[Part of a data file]
## Start
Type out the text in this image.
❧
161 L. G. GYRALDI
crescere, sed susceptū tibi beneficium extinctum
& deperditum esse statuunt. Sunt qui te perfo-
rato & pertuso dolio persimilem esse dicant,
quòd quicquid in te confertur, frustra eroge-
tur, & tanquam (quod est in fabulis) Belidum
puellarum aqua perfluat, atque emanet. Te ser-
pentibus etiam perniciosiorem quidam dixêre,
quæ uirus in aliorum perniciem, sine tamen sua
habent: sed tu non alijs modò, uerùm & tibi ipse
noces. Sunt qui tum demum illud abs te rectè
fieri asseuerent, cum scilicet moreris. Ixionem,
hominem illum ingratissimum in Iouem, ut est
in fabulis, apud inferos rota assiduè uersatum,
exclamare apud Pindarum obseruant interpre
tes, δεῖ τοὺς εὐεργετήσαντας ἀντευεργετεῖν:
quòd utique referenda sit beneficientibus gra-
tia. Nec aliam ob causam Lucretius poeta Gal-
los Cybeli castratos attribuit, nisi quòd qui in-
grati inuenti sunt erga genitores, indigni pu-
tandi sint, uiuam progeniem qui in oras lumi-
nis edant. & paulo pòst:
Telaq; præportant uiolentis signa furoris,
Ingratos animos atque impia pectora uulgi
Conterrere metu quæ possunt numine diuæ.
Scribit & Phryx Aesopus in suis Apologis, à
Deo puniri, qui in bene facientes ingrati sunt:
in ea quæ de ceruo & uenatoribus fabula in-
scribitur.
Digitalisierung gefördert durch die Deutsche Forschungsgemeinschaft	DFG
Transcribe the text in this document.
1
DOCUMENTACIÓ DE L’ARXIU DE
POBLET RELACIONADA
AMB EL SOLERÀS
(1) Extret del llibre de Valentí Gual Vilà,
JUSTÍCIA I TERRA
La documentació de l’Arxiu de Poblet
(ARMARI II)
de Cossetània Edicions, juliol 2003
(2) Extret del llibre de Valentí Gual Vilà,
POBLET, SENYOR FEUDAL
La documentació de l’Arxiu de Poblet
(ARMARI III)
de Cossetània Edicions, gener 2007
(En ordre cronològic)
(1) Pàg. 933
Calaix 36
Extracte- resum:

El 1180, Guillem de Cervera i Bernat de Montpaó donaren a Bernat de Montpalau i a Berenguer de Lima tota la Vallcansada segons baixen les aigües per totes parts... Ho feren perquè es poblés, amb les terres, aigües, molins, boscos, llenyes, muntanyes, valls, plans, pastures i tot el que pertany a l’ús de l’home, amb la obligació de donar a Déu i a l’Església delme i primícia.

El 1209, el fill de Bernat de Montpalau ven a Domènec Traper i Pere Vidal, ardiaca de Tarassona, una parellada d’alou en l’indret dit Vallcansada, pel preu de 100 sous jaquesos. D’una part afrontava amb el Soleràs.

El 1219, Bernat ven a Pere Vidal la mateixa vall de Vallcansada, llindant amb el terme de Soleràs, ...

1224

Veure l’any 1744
## End
_WHAT IS BEING ASKED_
What is the number of lines above that contain the string "Bernat"? Answer with the number alone.

_RESULT FOR THIS EXERCISE_
3